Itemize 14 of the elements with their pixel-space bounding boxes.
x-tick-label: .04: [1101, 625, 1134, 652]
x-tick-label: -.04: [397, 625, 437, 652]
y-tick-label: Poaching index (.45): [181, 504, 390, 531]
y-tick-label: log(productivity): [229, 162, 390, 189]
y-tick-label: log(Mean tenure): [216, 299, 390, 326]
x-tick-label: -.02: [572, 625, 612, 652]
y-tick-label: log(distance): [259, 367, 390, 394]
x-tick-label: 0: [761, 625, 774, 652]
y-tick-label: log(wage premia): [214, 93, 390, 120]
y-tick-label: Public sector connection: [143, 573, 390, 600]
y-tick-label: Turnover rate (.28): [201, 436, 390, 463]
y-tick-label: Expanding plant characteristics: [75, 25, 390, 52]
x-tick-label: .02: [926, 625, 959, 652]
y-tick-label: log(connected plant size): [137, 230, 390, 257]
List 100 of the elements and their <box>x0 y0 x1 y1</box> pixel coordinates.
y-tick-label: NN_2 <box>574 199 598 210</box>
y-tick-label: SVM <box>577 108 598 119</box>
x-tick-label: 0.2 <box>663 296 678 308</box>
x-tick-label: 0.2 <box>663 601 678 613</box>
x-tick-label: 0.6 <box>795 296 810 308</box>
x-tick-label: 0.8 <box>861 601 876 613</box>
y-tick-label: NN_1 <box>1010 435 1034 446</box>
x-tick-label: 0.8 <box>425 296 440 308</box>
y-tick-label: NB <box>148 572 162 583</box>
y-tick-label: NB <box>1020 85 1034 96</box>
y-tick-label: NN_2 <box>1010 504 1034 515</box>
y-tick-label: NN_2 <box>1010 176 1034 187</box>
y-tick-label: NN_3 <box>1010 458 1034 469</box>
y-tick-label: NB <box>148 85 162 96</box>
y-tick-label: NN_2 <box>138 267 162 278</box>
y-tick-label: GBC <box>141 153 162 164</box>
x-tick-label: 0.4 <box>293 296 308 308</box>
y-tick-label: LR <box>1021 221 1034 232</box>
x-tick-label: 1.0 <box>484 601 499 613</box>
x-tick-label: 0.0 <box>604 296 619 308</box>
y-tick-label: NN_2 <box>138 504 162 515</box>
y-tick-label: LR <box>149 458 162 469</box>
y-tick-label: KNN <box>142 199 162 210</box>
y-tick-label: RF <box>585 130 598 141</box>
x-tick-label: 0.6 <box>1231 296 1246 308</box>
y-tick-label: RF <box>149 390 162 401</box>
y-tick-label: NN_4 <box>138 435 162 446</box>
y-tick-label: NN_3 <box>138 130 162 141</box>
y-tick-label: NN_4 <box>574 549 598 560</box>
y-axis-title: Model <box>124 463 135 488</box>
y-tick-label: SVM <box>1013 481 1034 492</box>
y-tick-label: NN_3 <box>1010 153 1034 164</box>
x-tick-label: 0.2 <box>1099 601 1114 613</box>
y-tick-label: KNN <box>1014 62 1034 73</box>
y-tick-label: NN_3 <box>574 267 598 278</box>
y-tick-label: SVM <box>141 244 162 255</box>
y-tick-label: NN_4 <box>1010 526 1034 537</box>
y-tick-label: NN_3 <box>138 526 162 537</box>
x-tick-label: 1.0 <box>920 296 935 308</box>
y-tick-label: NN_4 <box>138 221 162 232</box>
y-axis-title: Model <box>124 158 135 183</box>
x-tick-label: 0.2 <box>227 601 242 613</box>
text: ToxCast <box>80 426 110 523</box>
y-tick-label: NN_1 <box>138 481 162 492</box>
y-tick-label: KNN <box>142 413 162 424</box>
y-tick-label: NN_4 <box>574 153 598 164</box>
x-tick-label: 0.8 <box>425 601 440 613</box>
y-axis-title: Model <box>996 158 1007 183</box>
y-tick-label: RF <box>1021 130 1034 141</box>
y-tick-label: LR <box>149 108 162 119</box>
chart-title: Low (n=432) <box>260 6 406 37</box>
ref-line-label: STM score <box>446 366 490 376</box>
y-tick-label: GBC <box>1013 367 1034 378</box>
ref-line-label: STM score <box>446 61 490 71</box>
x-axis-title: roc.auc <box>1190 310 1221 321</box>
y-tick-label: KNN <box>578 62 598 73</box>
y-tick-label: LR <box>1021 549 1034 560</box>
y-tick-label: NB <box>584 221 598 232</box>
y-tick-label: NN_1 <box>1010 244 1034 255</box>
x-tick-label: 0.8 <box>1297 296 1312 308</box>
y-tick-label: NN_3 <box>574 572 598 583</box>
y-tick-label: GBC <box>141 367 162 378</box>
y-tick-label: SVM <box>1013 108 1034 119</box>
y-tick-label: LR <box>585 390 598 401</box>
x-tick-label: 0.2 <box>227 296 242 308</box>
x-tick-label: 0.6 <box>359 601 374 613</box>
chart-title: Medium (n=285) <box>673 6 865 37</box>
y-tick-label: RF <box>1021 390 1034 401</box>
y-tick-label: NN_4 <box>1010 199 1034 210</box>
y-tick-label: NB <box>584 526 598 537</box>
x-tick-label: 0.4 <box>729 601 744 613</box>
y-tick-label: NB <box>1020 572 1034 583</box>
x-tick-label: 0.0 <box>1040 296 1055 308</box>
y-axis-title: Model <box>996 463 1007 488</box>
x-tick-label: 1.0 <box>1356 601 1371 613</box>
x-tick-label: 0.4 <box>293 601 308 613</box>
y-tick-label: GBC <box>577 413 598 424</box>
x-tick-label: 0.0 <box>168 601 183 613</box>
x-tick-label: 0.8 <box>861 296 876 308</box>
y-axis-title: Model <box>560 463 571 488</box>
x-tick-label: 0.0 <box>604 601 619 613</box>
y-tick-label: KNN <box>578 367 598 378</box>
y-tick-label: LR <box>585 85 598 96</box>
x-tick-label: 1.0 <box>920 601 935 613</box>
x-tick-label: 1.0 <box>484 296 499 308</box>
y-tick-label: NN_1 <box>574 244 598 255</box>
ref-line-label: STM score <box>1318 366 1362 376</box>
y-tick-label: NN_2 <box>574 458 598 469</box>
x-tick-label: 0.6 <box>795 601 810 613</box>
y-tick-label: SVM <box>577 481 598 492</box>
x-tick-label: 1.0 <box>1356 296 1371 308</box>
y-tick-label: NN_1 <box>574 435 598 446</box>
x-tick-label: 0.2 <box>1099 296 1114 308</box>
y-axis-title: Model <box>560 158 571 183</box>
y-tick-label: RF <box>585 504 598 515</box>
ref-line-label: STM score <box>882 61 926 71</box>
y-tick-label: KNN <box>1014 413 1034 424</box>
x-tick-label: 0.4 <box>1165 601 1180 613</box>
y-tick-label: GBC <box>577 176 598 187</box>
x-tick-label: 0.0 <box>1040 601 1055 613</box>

- EXERCISE BRIEF -
Rewrite the entries as a JSON list of strings, one string per line and with blank lines omitted, starting at the first line and ending with the line that contains "y-tick-label: NB <box>1020 85 1034 96</box>", inclusive.

- RESULT OF THIS TASK -
[
  "Itemize 14 of the elements with their pixel-space bounding boxes.",
  "x-tick-label: .04: [1101, 625, 1134, 652]",
  "x-tick-label: -.04: [397, 625, 437, 652]",
  "y-tick-label: Poaching index (.45): [181, 504, 390, 531]",
  "y-tick-label: log(productivity): [229, 162, 390, 189]",
  "y-tick-label: log(Mean tenure): [216, 299, 390, 326]",
  "x-tick-label: -.02: [572, 625, 612, 652]",
  "y-tick-label: log(distance): [259, 367, 390, 394]",
  "x-tick-label: 0: [761, 625, 774, 652]",
  "y-tick-label: log(wage premia): [214, 93, 390, 120]",
  "y-tick-label: Public sector connection: [143, 573, 390, 600]",
  "y-tick-label: Turnover rate (.28): [201, 436, 390, 463]",
  "y-tick-label: Expanding plant characteristics: [75, 25, 390, 52]",
  "x-tick-label: .02: [926, 625, 959, 652]",
  "y-tick-label: log(connected plant size): [137, 230, 390, 257]",
  "List 100 of the elements and their <box>x0 y0 x1 y1</box> pixel coordinates.",
  "y-tick-label: NN_2 <box>574 199 598 210</box>",
  "y-tick-label: SVM <box>577 108 598 119</box>",
  "x-tick-label: 0.2 <box>663 296 678 308</box>",
  "x-tick-label: 0.2 <box>663 601 678 613</box>",
  "x-tick-label: 0.6 <box>795 296 810 308</box>",
  "x-tick-label: 0.8 <box>861 601 876 613</box>",
  "y-tick-label: NN_1 <box>1010 435 1034 446</box>",
  "x-tick-label: 0.8 <box>425 296 440 308</box>",
  "y-tick-label: NB <box>148 572 162 583</box>",
  "y-tick-label: NB <box>1020 85 1034 96</box>"
]